Implementation:Vllm project Vllm Broadcast Load Epilogue C2X
| Knowledge Sources | |
|---|---|
| Domains | CUTLASS, Epilogue, Quantization, GEMM |
| Last Updated | 2026-02-08 00:00 GMT |
Overview
Implements CUTLASS 2.x epilogue visitors for broadcasting quantization scales and biases from device pointers during GEMM operations on Ampere (SM80) GPUs.
Description
This file is a modified excerpt of CUTLASS v3.5.0 visitor_load.hpp, adapted to support row, column, or scalar broadcasting where the tensor being loaded is always passed via a device pointer. This design allows a single compiled kernel to handle all cases of per-tensor, per-channel, and per-token quantization. The interface keeps scales as device-resident tensors, avoiding torch.compile graph breaks that occurred when scalars needed to reside on the CPU.

*Raw records*.
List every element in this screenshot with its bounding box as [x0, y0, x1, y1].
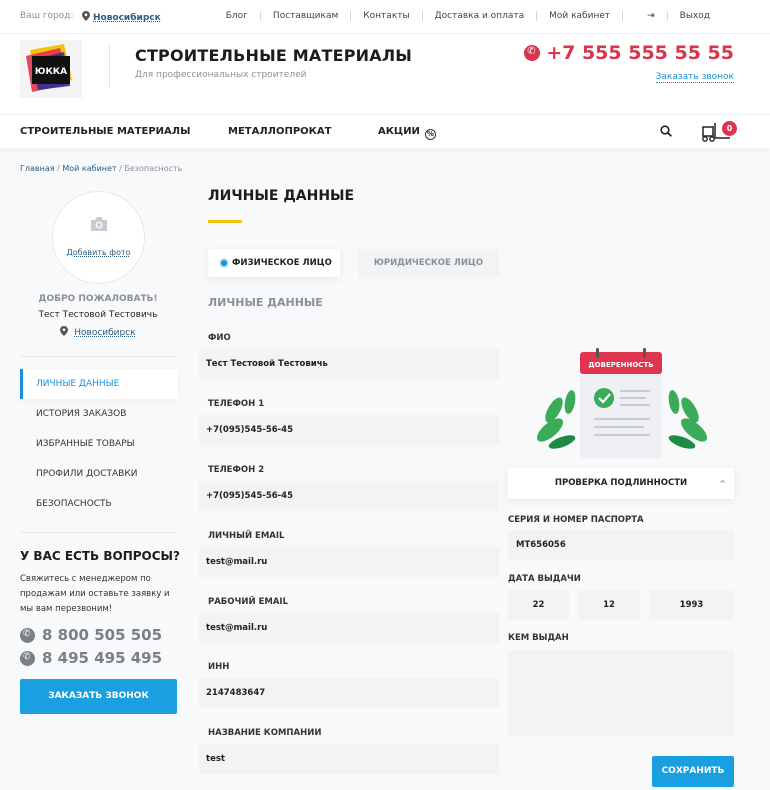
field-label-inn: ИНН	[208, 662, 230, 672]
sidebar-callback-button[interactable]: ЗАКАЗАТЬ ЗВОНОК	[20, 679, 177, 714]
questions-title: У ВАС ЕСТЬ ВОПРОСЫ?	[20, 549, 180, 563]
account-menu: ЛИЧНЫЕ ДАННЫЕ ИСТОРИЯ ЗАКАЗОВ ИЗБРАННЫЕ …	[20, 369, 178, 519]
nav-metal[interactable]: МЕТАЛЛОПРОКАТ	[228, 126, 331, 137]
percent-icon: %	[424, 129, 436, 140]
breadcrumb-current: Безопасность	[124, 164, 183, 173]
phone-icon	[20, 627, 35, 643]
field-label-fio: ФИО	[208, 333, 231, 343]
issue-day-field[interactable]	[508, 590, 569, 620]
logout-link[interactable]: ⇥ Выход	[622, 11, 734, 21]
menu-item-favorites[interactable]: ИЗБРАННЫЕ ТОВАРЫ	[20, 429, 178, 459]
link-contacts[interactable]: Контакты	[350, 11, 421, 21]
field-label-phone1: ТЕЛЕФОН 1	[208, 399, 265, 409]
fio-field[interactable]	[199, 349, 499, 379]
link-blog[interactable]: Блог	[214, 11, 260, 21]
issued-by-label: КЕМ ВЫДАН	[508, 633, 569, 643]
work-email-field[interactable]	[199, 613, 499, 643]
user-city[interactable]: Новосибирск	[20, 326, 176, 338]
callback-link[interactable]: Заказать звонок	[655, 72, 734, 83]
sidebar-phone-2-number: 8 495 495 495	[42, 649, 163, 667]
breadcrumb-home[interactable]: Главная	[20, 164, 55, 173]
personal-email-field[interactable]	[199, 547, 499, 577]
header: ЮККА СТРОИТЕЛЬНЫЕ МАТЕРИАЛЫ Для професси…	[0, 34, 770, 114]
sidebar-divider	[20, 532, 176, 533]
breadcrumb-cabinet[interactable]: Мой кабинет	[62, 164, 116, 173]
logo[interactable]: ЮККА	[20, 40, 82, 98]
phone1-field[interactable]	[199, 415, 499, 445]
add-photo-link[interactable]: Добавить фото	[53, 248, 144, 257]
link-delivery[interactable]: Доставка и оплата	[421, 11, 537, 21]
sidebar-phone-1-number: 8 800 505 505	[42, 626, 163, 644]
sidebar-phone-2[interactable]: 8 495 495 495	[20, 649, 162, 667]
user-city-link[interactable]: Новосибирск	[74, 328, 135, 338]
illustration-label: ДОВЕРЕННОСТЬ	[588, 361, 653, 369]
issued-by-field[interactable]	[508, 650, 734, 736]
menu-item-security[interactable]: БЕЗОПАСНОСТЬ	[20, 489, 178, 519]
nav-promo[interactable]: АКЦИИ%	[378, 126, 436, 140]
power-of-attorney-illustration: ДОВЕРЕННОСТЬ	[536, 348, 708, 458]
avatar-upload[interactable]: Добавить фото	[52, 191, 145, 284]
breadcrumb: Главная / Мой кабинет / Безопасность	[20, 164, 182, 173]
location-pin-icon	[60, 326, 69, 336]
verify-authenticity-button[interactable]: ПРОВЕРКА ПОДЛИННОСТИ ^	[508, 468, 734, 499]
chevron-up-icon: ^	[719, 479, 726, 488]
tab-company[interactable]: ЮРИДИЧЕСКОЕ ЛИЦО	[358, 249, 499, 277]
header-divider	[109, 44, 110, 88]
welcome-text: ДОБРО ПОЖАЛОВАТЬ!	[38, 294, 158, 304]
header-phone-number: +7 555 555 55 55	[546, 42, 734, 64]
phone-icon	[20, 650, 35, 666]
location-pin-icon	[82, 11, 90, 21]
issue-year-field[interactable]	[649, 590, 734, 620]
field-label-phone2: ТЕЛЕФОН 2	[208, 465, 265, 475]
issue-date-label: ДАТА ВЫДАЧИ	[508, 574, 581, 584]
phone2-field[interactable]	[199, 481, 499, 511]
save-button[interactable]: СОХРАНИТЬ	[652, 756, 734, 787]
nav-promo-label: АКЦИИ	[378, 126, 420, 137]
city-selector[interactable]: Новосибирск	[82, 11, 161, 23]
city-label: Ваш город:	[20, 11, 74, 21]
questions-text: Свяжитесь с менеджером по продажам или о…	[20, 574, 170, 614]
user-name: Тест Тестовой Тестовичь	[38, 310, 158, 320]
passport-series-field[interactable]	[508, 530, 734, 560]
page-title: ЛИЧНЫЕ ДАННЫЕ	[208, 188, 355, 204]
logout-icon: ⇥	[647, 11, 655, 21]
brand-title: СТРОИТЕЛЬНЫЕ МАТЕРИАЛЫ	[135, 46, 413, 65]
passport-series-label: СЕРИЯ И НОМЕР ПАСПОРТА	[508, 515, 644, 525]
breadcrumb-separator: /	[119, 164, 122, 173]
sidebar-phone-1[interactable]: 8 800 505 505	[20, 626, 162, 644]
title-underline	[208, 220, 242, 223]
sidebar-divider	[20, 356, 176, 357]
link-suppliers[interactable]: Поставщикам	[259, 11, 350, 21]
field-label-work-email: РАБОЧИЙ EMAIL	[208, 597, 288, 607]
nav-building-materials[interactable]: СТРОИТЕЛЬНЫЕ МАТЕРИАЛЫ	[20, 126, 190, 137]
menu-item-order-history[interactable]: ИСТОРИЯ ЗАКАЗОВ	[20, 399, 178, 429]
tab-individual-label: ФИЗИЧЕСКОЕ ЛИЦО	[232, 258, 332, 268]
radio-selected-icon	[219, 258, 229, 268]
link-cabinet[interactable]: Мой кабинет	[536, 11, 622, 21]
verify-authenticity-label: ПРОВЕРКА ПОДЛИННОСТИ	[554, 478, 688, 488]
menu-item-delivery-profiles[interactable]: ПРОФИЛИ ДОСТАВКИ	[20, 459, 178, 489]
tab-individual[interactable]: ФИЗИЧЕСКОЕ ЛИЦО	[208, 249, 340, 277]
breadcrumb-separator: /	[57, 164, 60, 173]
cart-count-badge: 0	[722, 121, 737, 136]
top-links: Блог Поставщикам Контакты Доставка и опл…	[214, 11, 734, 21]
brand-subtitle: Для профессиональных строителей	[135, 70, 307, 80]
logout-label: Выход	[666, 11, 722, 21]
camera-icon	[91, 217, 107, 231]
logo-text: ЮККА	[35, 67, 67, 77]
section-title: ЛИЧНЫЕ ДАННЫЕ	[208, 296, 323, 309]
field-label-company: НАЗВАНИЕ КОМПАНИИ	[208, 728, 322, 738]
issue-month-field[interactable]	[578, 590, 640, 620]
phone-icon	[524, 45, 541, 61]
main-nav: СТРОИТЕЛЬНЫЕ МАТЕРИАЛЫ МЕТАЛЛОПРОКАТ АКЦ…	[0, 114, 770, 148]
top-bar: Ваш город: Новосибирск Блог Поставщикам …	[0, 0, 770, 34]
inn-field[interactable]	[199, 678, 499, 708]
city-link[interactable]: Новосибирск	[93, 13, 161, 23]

*Written instruction 1*.
Why does the interface described in the broadcast load epilogue text keep scales as device-resident tensors? Explain in one to three sentences.
*Written instruction 2*.
Does each statement below agree with the broadcast load epilogue text? Answer yes or no for each, and quote the deciding words of the text. (a) The file is a modified excerpt of CUTLASS v3.5.0 visitor_load.hpp. (b) The epilogue visitors are meant for Hopper (SM90) GPUs. (c) Per-token quantization needs its own separately compiled kernel.

*Full answer 1*.
Keeping scales on the device avoids torch.compile graph breaks. Those breaks occurred when scalars needed to reside on the CPU.

*Full answer 2*.
(a) Yes: "This file is a modified excerpt of CUTLASS v3.5.0 visitor_load.hpp"
(b) No: "during GEMM operations on Ampere (SM80) GPUs"
(c) No: "This design allows a single compiled kernel to handle all cases of per-tensor, per-channel, and per-token quantization."